Instructions for the task:
Exclude the pictures and reproduce the remaining data exactly as written.

[Dataset records]
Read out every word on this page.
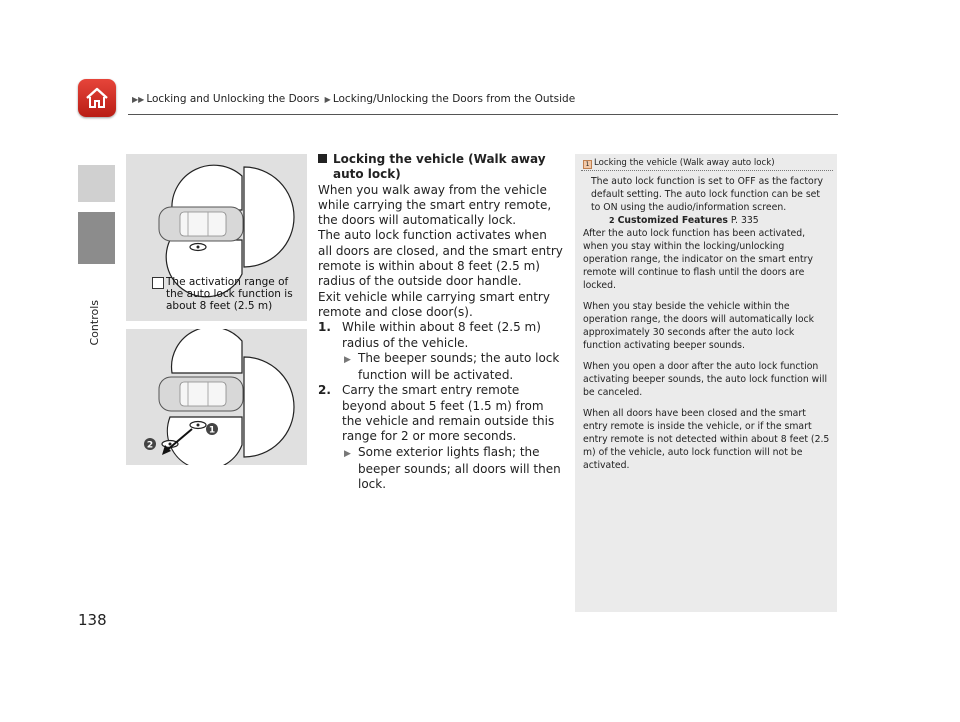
▶▶ Locking and Unlocking the Doors ▶ Locking/Unlocking the Doors from the Outside
Controls
138
The activation range of the auto lock function is about 8 feet (2.5 m)
1
2
Locking the vehicle (Walk away auto lock)

When you walk away from the vehicle while carrying the smart entry remote, the doors will automatically lock.

The auto lock function activates when all doors are closed, and the smart entry remote is within about 8 feet (2.5 m) radius of the outside door handle.

Exit vehicle while carrying smart entry remote and close door(s).

1. While within about 8 feet (2.5 m) radius of the vehicle.

▶ The beeper sounds; the auto lock function will be activated.

2. Carry the smart entry remote beyond about 5 feet (1.5 m) from the vehicle and remain outside this range for 2 or more seconds.

▶ Some exterior lights flash; the beeper sounds; all doors will then lock.

1 Locking the vehicle (Walk away auto lock)

The auto lock function is set to OFF as the factory default setting. The auto lock function can be set to ON using the audio/information screen.

2 Customized Features P. 335

After the auto lock function has been activated, when you stay within the locking/unlocking operation range, the indicator on the smart entry remote will continue to flash until the doors are locked.

When you stay beside the vehicle within the operation range, the doors will automatically lock approximately 30 seconds after the auto lock function activating beeper sounds.

When you open a door after the auto lock function activating beeper sounds, the auto lock function will be canceled.

When all doors have been closed and the smart entry remote is inside the vehicle, or if the smart entry remote is not detected within about 8 feet (2.5 m) of the vehicle, auto lock function will not be activated.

Response to this task:
Read out every word on this page.
▶▶ Locking and Unlocking the Doors ▶ Locking/Unlocking the Doors from the Outside
Controls
138
The activation range of the auto lock function is about 8 feet (2.5 m)
1
2
Locking the vehicle (Walk away auto lock)

When you walk away from the vehicle while carrying the smart entry remote, the doors will automatically lock.

The auto lock function activates when all doors are closed, and the smart entry remote is within about 8 feet (2.5 m) radius of the outside door handle.

Exit vehicle while carrying smart entry remote and close door(s).

1. While within about 8 feet (2.5 m) radius of the vehicle.

▶ The beeper sounds; the auto lock function will be activated.

2. Carry the smart entry remote beyond about 5 feet (1.5 m) from the vehicle and remain outside this range for 2 or more seconds.

▶ Some exterior lights flash; the beeper sounds; all doors will then lock.

1 Locking the vehicle (Walk away auto lock)

The auto lock function is set to OFF as the factory default setting. The auto lock function can be set to ON using the audio/information screen.

2 Customized Features P. 335

After the auto lock function has been activated, when you stay within the locking/unlocking operation range, the indicator on the smart entry remote will continue to flash until the doors are locked.

When you stay beside the vehicle within the operation range, the doors will automatically lock approximately 30 seconds after the auto lock function activating beeper sounds.

When you open a door after the auto lock function activating beeper sounds, the auto lock function will be canceled.

When all doors have been closed and the smart entry remote is inside the vehicle, or if the smart entry remote is not detected within about 8 feet (2.5 m) of the vehicle, auto lock function will not be activated.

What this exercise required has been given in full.